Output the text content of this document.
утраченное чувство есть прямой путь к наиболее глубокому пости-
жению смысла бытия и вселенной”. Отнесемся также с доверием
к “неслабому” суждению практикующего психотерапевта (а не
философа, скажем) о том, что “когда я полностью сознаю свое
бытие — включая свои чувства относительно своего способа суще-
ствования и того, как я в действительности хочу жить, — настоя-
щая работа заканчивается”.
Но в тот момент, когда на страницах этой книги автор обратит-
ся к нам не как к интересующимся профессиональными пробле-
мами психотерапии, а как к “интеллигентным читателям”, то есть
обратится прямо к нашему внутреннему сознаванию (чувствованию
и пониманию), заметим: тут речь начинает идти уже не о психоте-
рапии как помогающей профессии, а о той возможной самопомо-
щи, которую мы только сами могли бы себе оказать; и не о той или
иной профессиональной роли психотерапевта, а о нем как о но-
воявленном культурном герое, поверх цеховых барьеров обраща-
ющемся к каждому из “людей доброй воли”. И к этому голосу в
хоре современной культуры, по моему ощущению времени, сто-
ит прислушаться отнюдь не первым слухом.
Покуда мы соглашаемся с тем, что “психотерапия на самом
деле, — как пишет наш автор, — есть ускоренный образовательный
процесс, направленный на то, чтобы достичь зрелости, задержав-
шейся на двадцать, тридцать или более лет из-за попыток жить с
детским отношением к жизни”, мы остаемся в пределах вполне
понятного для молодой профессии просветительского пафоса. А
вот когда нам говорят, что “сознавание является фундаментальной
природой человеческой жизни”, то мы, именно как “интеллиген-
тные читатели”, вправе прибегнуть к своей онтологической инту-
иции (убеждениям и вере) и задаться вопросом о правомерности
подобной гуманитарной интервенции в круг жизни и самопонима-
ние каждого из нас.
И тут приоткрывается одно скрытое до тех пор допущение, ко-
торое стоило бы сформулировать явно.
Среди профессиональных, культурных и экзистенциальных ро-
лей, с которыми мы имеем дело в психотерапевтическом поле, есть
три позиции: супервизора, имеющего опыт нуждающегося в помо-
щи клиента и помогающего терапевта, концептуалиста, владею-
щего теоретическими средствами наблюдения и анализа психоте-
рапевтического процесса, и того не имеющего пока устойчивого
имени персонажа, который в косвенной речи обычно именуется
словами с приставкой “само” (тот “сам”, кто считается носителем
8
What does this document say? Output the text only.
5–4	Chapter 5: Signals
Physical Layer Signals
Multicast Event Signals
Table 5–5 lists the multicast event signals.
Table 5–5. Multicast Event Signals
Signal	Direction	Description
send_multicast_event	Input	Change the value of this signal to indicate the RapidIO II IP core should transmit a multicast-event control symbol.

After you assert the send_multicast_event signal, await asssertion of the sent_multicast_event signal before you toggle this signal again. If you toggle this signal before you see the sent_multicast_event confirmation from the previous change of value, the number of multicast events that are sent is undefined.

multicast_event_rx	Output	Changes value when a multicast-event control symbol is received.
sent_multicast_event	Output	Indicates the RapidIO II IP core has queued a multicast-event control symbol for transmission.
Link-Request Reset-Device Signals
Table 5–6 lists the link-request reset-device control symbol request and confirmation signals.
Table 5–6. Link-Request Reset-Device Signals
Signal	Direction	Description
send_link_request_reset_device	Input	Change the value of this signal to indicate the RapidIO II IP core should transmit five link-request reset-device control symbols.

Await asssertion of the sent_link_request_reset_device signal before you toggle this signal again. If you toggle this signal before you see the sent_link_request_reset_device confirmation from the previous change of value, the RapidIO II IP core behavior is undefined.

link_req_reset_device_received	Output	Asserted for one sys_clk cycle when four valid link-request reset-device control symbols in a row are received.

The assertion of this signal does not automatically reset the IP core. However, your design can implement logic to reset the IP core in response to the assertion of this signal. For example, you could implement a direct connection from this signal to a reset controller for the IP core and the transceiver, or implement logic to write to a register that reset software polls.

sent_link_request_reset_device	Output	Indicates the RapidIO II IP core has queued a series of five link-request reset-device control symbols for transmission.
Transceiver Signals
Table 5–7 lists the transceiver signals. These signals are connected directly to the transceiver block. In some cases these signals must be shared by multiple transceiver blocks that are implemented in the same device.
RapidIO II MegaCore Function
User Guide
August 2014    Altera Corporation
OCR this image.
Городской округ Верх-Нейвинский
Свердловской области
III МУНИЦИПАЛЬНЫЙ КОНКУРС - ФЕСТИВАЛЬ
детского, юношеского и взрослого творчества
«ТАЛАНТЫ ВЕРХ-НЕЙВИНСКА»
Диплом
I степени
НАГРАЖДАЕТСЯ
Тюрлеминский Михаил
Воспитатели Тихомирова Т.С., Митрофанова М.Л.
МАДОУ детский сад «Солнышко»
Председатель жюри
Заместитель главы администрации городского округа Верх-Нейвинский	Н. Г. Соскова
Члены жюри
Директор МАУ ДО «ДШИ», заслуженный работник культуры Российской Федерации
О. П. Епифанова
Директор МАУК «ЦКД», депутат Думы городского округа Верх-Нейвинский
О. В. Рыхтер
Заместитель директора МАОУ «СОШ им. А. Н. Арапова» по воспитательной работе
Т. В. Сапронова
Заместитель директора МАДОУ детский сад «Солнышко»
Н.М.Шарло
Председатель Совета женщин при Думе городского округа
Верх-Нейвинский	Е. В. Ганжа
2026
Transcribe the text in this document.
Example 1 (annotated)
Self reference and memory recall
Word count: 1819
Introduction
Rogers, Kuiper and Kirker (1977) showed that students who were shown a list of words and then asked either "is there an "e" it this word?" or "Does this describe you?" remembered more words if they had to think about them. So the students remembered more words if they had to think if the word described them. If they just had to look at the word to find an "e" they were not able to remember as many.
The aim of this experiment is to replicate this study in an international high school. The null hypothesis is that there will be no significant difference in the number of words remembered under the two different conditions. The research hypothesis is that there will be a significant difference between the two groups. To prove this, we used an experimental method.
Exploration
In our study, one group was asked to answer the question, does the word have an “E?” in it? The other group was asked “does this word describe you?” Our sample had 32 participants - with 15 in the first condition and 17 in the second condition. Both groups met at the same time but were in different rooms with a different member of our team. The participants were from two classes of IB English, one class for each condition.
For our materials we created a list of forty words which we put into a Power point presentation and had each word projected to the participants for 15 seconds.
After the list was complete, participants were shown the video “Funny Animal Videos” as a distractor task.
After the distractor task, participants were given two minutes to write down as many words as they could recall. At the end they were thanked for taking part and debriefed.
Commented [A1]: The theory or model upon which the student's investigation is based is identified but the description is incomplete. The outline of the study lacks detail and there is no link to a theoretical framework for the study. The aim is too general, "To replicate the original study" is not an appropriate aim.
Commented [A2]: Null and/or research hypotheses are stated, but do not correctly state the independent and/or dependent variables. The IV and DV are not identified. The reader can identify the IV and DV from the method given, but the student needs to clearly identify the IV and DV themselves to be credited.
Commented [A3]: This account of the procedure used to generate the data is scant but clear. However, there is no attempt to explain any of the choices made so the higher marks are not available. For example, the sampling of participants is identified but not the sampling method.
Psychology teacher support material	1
+++
Count up the lines in the listing that hold the word "психотерапевта", and give that number only.

Exercise answer
2